** start of Dataset entries **

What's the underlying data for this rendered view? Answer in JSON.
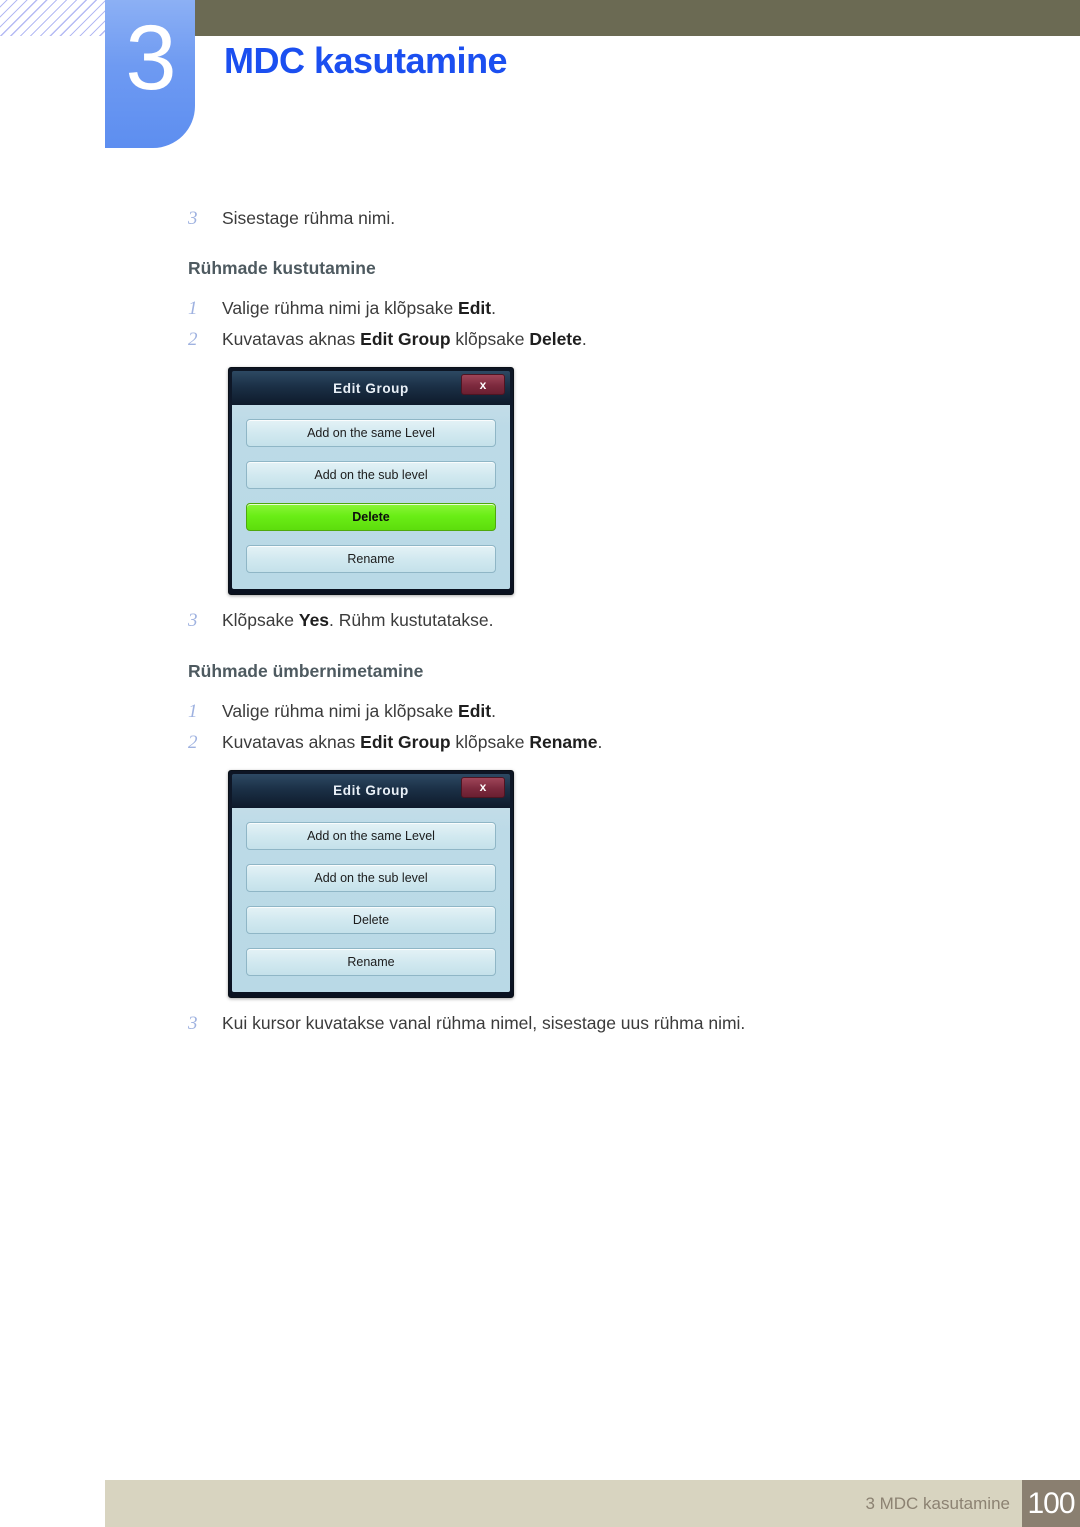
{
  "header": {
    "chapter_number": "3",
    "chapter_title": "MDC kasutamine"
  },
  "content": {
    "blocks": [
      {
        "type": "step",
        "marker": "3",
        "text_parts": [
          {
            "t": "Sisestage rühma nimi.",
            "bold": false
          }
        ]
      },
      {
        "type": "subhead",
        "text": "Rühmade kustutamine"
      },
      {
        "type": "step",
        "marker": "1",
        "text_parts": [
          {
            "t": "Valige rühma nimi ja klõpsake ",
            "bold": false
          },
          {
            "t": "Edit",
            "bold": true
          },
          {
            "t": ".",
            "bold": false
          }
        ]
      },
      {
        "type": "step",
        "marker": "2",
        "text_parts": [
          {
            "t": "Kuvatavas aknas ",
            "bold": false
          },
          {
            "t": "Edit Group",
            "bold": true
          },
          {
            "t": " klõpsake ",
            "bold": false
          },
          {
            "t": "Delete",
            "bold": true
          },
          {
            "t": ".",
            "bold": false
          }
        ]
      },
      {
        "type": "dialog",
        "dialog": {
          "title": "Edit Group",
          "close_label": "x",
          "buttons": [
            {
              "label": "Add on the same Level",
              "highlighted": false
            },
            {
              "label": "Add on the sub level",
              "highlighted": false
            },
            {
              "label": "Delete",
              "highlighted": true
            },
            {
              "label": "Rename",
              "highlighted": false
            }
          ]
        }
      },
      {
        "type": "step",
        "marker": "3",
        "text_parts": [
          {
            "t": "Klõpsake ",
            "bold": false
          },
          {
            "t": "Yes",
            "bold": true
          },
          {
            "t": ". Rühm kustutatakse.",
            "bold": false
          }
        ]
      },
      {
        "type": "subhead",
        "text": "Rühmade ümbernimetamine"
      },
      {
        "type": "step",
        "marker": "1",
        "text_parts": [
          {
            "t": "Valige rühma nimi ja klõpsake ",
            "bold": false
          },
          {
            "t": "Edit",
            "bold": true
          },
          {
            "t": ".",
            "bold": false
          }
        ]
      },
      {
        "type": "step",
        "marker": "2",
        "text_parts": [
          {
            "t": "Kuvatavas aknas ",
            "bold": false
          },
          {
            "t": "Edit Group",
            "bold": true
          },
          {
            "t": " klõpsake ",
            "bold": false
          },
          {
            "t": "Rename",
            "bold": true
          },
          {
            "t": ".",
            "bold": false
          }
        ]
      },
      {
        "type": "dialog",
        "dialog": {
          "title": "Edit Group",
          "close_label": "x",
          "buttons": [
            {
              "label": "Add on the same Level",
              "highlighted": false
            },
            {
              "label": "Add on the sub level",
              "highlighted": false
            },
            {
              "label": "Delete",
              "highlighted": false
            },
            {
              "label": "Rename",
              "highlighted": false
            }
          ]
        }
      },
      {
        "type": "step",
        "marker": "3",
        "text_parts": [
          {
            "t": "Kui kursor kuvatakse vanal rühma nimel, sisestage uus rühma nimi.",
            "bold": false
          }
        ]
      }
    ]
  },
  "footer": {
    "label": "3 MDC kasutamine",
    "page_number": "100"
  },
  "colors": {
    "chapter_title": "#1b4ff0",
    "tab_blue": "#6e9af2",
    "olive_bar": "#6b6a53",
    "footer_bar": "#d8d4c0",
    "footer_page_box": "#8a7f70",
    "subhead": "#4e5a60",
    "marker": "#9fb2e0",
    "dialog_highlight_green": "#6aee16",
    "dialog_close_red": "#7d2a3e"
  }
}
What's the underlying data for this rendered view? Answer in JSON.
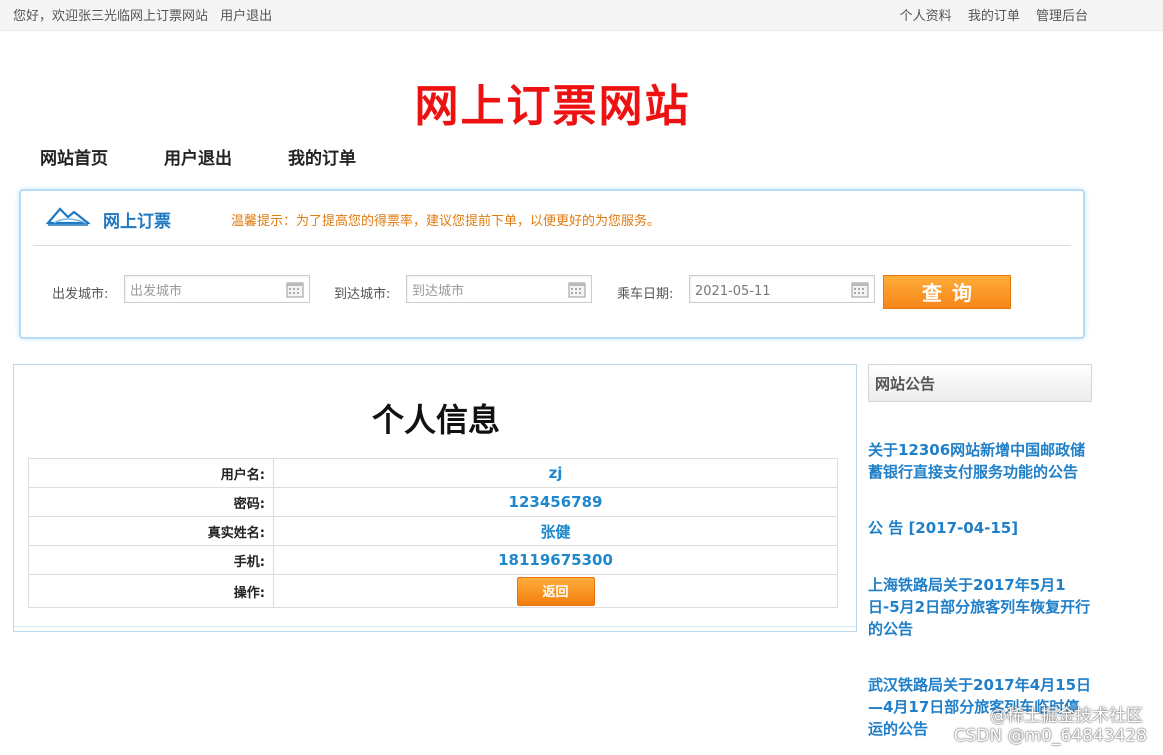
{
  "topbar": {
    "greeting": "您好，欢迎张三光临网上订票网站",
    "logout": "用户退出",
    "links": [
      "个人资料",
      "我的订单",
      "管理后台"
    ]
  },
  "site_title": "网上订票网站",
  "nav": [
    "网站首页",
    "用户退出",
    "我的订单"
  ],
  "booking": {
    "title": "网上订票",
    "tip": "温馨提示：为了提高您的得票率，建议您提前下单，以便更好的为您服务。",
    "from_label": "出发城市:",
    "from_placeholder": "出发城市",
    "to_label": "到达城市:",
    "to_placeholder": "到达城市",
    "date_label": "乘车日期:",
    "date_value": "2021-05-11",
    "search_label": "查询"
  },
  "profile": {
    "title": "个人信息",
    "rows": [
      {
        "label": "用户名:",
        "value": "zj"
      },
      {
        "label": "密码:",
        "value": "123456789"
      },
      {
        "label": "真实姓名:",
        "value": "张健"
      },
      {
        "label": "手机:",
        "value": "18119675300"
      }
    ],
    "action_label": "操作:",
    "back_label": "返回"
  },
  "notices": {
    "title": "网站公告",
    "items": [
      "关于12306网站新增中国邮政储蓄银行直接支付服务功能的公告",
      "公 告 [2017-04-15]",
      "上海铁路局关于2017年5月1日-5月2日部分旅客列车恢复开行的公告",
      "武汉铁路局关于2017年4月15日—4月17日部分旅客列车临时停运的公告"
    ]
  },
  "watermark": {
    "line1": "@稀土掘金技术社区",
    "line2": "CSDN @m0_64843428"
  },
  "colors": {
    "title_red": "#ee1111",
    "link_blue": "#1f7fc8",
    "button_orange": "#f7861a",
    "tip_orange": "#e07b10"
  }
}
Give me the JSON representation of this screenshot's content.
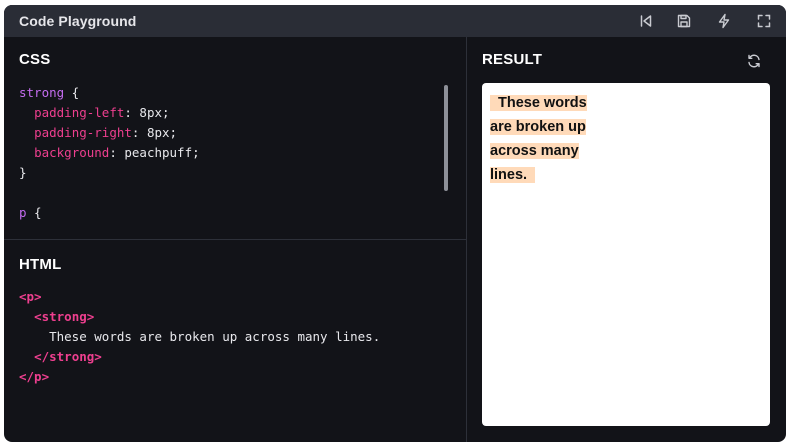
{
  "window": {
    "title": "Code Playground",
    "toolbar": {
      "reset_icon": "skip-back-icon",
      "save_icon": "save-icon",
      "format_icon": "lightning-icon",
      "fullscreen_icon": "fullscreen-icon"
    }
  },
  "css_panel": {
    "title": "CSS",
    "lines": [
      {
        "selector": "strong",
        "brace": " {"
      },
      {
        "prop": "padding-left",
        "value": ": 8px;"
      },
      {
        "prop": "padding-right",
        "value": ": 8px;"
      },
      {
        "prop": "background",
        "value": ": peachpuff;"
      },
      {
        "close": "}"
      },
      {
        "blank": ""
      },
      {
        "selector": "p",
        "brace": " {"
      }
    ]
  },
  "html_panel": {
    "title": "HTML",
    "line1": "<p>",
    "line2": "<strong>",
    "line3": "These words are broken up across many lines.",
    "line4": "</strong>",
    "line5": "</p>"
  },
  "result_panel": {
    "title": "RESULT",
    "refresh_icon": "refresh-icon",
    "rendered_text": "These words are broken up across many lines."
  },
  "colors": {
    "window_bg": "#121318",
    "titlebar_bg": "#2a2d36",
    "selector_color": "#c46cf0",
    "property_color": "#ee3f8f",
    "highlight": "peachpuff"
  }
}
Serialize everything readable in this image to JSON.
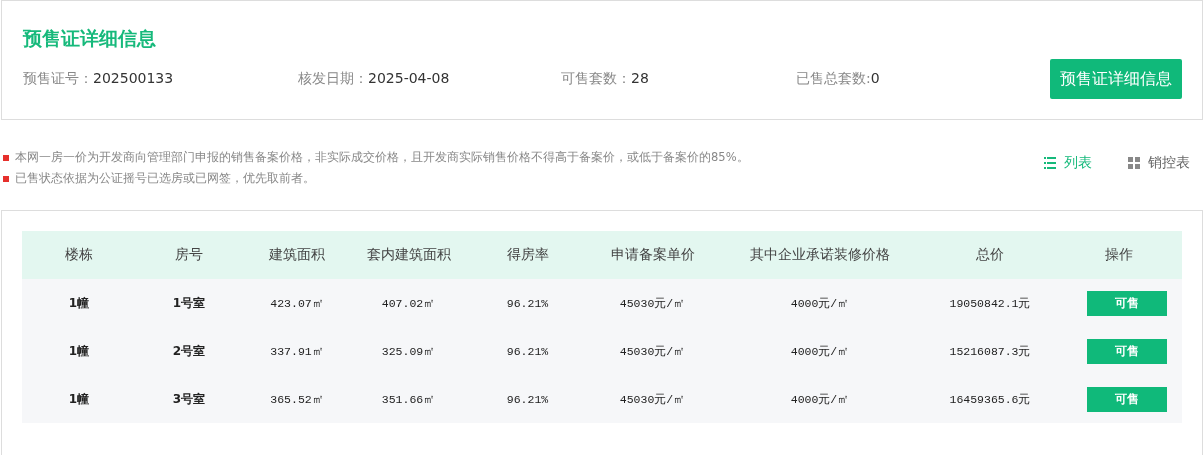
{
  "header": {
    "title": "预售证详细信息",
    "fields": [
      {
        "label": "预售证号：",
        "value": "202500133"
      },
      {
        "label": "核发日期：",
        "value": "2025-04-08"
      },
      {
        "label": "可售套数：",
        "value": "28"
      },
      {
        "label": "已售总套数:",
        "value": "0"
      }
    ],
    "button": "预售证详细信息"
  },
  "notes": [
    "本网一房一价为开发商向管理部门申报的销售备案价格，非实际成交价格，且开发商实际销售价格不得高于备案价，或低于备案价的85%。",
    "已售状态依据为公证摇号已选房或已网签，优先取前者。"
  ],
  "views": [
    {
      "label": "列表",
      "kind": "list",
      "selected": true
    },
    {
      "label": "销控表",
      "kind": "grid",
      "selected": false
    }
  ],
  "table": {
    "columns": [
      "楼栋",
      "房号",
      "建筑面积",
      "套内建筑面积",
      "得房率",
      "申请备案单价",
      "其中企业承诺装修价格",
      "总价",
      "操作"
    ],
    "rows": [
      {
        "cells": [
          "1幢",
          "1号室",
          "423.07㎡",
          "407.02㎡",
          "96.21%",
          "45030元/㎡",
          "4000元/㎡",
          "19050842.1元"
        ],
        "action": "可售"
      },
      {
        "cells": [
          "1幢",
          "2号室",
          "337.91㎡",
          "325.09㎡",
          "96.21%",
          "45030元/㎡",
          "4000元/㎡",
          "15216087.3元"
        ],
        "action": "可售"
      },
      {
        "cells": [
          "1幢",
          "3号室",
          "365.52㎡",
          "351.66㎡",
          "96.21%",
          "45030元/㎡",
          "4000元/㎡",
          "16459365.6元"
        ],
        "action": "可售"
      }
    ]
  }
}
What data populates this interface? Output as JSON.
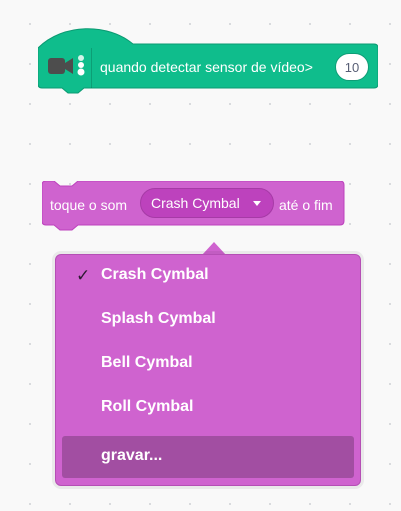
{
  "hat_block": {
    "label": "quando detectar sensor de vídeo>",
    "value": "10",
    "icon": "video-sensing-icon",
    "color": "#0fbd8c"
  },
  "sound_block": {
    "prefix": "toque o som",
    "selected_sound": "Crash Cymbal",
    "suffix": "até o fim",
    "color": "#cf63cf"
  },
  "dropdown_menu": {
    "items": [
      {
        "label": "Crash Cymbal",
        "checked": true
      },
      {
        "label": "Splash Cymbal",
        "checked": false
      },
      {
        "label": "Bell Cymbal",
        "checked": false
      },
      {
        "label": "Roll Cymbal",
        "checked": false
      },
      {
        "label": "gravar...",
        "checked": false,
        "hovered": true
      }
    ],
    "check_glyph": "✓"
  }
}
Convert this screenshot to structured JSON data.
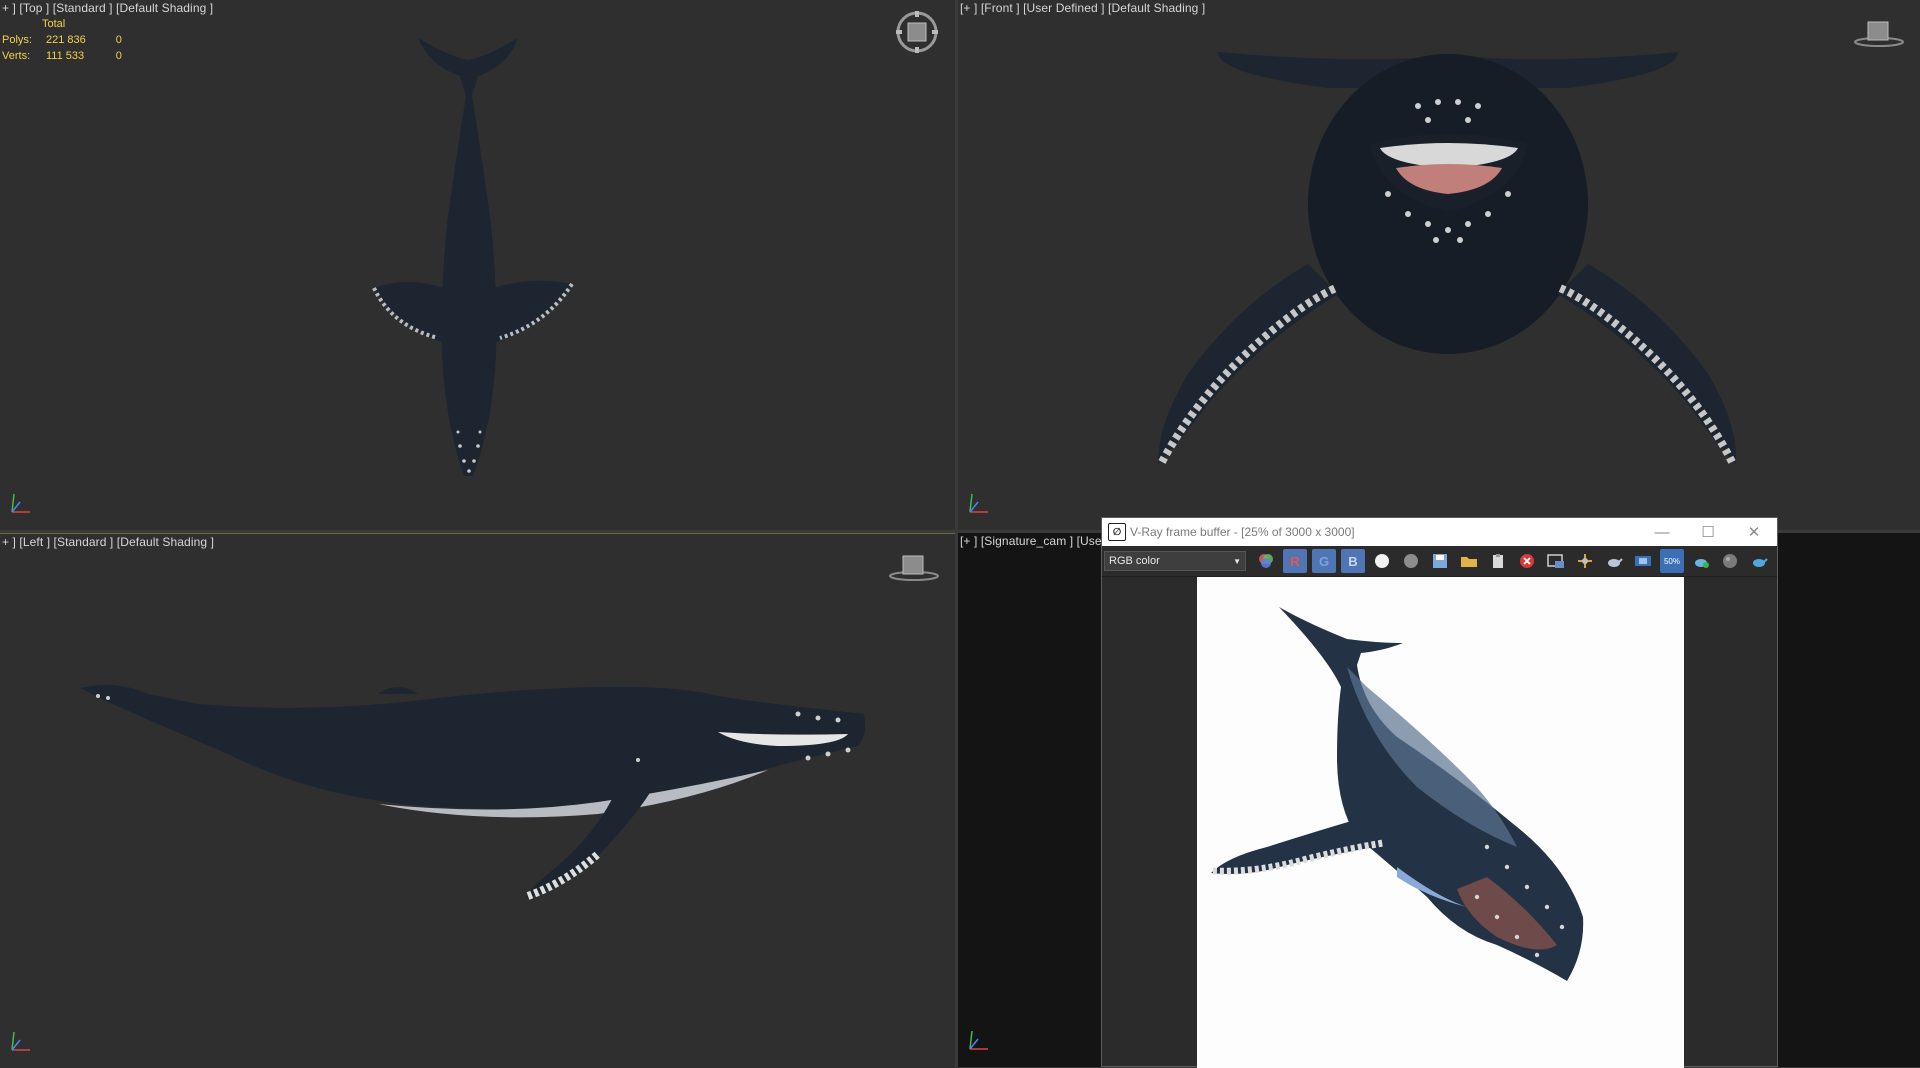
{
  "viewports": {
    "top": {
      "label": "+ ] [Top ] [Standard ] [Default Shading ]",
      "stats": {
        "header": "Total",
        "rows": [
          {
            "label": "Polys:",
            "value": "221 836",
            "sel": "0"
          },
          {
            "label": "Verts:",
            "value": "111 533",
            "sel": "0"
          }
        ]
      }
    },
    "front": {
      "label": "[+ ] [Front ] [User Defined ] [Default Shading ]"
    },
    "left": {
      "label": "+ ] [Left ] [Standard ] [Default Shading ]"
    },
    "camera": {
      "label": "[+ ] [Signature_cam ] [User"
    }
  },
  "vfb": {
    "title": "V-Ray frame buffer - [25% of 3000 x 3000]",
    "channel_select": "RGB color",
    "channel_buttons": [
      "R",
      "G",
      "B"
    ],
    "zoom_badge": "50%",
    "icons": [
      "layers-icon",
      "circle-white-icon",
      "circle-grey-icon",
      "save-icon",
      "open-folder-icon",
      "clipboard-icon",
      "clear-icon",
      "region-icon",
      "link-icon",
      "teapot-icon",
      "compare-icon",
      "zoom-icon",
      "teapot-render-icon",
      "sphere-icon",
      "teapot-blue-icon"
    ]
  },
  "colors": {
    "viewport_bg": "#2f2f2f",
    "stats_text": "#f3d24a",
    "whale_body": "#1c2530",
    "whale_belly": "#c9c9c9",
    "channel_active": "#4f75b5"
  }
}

** end of Dataset entries **

Problem description:
From the entries above, copy every line containing the word "nimi".

Exercise output:
            "t": "Sisestage rühma nimi.",
            "t": "Valige rühma nimi ja klõpsake ",
            "t": "Valige rühma nimi ja klõpsake ",
            "t": "Kui kursor kuvatakse vanal rühma nimel, sisestage uus rühma nimi.",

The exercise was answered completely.